— Start of EXTRACTED MATERIAL —
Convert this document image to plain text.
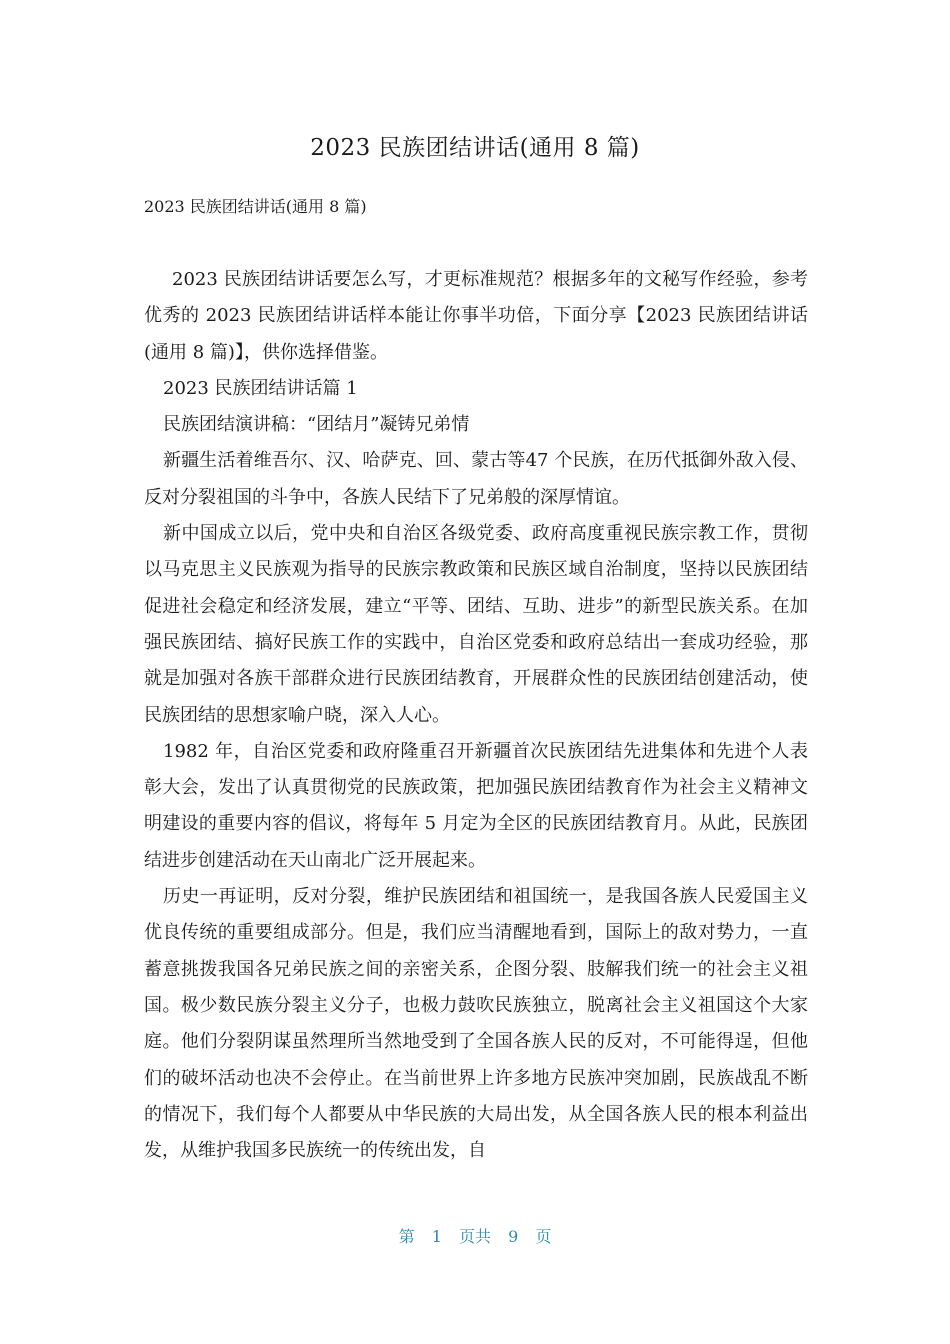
2023 民族团结讲话(通用 8 篇)
2023 民族团结讲话(通用 8 篇)

2023 民族团结讲话要怎么写，才更标准规范？根据多年的文秘写作经验，参考优秀的 2023 民族团结讲话样本能让你事半功倍，下面分享【2023 民族团结讲话(通用 8 篇)】，供你选择借鉴。

2023 民族团结讲话篇 1

民族团结演讲稿：“团结月”凝铸兄弟情

新疆生活着维吾尔、汉、哈萨克、回、蒙古等47 个民族，在历代抵御外敌入侵、反对分裂祖国的斗争中，各族人民结下了兄弟般的深厚情谊。

新中国成立以后，党中央和自治区各级党委、政府高度重视民族宗教工作，贯彻以马克思主义民族观为指导的民族宗教政策和民族区域自治制度，坚持以民族团结促进社会稳定和经济发展，建立“平等、团结、互助、进步”的新型民族关系。在加强民族团结、搞好民族工作的实践中，自治区党委和政府总结出一套成功经验，那就是加强对各族干部群众进行民族团结教育，开展群众性的民族团结创建活动，使民族团结的思想家喻户晓，深入人心。

1982 年，自治区党委和政府隆重召开新疆首次民族团结先进集体和先进个人表彰大会，发出了认真贯彻党的民族政策，把加强民族团结教育作为社会主义精神文明建设的重要内容的倡议，将每年 5 月定为全区的民族团结教育月。从此，民族团结进步创建活动在天山南北广泛开展起来。

历史一再证明，反对分裂，维护民族团结和祖国统一，是我国各族人民爱国主义优良传统的重要组成部分。但是，我们应当清醒地看到，国际上的敌对势力，一直蓄意挑拨我国各兄弟民族之间的亲密关系，企图分裂、肢解我们统一的社会主义祖国。极少数民族分裂主义分子，也极力鼓吹民族独立，脱离社会主义祖国这个大家庭。他们分裂阴谋虽然理所当然地受到了全国各族人民的反对，不可能得逞，但他们的破坏活动也决不会停止。在当前世界上许多地方民族冲突加剧，民族战乱不断的情况下，我们每个人都要从中华民族的大局出发，从全国各族人民的根本利益出发，从维护我国多民族统一的传统出发，自

第 1 页共 9 页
— End of EXTRACTED MATERIAL —
**TASK DIRECTIONS**. In this exercise, set down all of the data exactly, without the pictures.

**EXERCISE OUTPUT**.
Convert this document image to plain text.
2023 民族团结讲话(通用 8 篇)
2023 民族团结讲话(通用 8 篇)

2023 民族团结讲话要怎么写，才更标准规范？根据多年的文秘写作经验，参考优秀的 2023 民族团结讲话样本能让你事半功倍，下面分享【2023 民族团结讲话(通用 8 篇)】，供你选择借鉴。

2023 民族团结讲话篇 1

民族团结演讲稿：“团结月”凝铸兄弟情

新疆生活着维吾尔、汉、哈萨克、回、蒙古等47 个民族，在历代抵御外敌入侵、反对分裂祖国的斗争中，各族人民结下了兄弟般的深厚情谊。

新中国成立以后，党中央和自治区各级党委、政府高度重视民族宗教工作，贯彻以马克思主义民族观为指导的民族宗教政策和民族区域自治制度，坚持以民族团结促进社会稳定和经济发展，建立“平等、团结、互助、进步”的新型民族关系。在加强民族团结、搞好民族工作的实践中，自治区党委和政府总结出一套成功经验，那就是加强对各族干部群众进行民族团结教育，开展群众性的民族团结创建活动，使民族团结的思想家喻户晓，深入人心。

1982 年，自治区党委和政府隆重召开新疆首次民族团结先进集体和先进个人表彰大会，发出了认真贯彻党的民族政策，把加强民族团结教育作为社会主义精神文明建设的重要内容的倡议，将每年 5 月定为全区的民族团结教育月。从此，民族团结进步创建活动在天山南北广泛开展起来。

历史一再证明，反对分裂，维护民族团结和祖国统一，是我国各族人民爱国主义优良传统的重要组成部分。但是，我们应当清醒地看到，国际上的敌对势力，一直蓄意挑拨我国各兄弟民族之间的亲密关系，企图分裂、肢解我们统一的社会主义祖国。极少数民族分裂主义分子，也极力鼓吹民族独立，脱离社会主义祖国这个大家庭。他们分裂阴谋虽然理所当然地受到了全国各族人民的反对，不可能得逞，但他们的破坏活动也决不会停止。在当前世界上许多地方民族冲突加剧，民族战乱不断的情况下，我们每个人都要从中华民族的大局出发，从全国各族人民的根本利益出发，从维护我国多民族统一的传统出发，自

第 1 页共 9 页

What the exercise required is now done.